§ **WORK INSTRUCTIONS**
Gather from the listing below each line that includes the word "addresses", and copy it.

### INFORMATION GIVEN ###

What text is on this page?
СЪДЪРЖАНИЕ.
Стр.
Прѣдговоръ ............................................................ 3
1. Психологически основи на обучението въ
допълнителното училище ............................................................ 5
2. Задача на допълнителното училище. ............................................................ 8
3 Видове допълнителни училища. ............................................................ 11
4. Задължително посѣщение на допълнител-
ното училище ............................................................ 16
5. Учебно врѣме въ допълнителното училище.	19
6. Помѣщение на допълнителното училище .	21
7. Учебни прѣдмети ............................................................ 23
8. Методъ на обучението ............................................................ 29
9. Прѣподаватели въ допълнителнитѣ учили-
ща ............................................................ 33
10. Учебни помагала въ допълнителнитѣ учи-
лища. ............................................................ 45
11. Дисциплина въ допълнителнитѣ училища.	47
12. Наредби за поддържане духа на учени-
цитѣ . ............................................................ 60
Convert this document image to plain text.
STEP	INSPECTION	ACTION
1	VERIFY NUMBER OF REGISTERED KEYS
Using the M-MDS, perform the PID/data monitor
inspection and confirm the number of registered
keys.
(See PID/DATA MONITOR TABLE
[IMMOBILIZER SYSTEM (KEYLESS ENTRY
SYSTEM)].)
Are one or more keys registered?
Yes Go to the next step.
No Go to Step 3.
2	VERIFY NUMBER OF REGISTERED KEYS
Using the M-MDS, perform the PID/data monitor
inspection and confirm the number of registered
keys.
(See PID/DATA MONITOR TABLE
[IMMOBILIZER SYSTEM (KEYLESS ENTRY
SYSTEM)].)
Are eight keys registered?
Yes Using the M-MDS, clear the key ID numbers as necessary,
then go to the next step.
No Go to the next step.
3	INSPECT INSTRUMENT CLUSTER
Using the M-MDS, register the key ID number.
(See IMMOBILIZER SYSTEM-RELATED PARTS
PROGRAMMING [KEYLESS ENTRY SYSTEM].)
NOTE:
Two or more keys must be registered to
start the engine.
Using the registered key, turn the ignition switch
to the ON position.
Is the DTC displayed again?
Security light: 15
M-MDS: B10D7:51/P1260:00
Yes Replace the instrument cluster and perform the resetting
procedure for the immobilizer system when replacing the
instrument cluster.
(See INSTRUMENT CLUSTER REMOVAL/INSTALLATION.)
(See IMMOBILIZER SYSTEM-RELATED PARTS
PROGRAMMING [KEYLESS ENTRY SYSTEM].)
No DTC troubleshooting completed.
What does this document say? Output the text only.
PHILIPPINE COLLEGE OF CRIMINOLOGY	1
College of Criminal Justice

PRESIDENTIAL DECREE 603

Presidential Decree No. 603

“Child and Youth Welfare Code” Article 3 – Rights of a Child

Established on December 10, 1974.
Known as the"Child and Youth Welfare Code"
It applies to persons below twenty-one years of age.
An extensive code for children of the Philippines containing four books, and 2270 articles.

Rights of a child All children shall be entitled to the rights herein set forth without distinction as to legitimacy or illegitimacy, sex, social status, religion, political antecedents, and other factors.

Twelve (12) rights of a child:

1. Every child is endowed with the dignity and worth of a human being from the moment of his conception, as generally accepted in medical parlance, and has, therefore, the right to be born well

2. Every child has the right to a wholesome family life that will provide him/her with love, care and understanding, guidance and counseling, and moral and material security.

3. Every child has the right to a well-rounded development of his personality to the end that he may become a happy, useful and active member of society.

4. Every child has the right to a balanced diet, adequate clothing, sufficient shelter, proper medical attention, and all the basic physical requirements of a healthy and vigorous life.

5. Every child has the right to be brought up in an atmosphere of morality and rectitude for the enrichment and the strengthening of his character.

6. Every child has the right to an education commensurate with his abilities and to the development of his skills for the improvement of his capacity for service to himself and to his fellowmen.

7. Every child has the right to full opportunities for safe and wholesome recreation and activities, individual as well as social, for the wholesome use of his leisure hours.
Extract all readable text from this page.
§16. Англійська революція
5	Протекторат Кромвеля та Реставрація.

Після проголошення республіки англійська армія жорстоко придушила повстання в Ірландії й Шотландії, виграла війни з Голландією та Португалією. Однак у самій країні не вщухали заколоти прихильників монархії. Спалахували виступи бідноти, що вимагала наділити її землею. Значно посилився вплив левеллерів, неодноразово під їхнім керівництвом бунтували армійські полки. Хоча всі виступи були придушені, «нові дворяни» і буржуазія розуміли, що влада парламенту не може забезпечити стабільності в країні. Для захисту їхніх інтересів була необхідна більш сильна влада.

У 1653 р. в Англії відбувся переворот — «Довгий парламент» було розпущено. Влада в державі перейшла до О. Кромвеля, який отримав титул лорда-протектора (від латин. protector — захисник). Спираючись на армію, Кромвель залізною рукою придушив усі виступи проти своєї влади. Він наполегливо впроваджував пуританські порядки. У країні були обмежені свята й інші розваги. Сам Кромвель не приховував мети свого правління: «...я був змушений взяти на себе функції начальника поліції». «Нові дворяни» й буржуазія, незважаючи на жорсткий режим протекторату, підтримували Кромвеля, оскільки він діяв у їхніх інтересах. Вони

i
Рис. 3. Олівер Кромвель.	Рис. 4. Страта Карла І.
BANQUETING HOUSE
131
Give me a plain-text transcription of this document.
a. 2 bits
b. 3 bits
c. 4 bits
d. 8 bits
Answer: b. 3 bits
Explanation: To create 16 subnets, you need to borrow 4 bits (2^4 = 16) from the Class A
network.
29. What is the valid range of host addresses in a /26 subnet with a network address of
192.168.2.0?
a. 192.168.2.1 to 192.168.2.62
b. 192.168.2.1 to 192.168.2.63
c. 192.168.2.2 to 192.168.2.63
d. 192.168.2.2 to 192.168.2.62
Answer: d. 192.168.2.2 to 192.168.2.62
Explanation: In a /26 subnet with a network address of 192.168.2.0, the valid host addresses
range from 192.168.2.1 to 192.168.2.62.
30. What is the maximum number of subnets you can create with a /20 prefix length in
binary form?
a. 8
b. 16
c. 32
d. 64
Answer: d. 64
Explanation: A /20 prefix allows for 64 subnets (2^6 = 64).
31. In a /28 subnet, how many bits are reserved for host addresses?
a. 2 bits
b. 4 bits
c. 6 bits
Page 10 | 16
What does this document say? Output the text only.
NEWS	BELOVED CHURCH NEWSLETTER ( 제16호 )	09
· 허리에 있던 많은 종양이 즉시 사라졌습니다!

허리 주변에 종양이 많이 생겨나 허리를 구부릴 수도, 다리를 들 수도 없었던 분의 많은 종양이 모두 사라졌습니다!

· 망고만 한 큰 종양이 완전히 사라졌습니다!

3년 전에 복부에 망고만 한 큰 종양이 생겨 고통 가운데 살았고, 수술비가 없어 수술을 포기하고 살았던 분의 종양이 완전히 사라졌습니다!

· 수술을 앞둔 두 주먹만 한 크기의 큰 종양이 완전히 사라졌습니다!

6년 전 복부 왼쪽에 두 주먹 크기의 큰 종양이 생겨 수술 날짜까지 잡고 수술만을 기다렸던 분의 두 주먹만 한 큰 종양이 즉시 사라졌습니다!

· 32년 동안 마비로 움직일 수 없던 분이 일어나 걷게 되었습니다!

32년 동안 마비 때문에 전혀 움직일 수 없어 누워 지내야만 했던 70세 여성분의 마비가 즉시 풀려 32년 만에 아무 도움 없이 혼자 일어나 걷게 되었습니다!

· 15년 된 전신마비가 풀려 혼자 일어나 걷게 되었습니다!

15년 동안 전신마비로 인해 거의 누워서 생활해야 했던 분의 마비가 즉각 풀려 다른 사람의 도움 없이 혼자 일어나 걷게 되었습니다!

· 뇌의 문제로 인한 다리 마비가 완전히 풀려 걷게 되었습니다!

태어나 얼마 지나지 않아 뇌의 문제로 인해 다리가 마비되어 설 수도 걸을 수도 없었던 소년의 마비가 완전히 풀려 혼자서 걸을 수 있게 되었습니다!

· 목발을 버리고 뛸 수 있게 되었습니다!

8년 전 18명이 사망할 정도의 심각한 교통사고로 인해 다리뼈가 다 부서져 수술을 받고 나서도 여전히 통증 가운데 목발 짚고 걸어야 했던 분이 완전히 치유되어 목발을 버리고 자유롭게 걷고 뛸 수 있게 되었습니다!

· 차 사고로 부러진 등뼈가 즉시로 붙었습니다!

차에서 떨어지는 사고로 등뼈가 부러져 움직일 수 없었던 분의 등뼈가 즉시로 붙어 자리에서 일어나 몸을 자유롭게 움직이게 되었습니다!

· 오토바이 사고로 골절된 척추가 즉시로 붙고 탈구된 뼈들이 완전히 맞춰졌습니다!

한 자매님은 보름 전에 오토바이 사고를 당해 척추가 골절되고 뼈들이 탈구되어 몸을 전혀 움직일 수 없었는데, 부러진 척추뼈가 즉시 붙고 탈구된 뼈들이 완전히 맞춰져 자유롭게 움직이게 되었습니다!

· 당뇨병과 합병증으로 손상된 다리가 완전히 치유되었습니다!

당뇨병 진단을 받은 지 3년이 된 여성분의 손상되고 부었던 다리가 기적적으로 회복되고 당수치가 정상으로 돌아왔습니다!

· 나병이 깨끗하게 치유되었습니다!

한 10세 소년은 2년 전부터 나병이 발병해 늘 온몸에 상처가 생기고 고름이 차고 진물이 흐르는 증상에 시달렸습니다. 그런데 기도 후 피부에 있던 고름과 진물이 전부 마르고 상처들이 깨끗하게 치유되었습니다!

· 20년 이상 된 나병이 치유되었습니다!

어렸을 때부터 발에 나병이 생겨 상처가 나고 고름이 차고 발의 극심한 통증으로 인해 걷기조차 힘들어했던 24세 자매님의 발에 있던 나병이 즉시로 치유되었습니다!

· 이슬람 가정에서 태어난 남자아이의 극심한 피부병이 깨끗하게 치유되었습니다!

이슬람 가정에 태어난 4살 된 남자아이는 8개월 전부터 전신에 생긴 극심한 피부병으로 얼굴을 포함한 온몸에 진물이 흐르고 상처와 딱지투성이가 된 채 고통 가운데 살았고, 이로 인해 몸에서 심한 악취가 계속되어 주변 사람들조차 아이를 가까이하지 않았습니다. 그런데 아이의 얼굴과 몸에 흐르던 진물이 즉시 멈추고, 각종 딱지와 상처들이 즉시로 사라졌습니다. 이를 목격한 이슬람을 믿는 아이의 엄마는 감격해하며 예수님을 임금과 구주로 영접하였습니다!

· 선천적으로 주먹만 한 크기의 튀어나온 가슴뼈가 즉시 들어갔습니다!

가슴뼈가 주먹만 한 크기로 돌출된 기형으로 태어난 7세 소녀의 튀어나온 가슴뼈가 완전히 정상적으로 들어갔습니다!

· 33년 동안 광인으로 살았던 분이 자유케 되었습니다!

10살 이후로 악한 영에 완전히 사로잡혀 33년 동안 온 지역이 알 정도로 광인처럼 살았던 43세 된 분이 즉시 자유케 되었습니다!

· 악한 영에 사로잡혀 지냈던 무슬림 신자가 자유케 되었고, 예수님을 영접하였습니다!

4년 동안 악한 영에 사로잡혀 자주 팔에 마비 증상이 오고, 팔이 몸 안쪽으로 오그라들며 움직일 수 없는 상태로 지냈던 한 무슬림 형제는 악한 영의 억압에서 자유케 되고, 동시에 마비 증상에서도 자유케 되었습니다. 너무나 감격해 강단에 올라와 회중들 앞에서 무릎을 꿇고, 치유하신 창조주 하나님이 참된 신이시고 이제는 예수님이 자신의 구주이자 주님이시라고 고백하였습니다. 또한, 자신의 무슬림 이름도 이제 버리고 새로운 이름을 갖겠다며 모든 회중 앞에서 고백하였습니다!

###

§ **RESULT OF THE EXERCISE**
29. What is the valid range of host addresses in a /26 subnet with a network address of
Explanation: In a /26 subnet with a network address of 192.168.2.0, the valid host addresses
31. In a /28 subnet, how many bits are reserved for host addresses?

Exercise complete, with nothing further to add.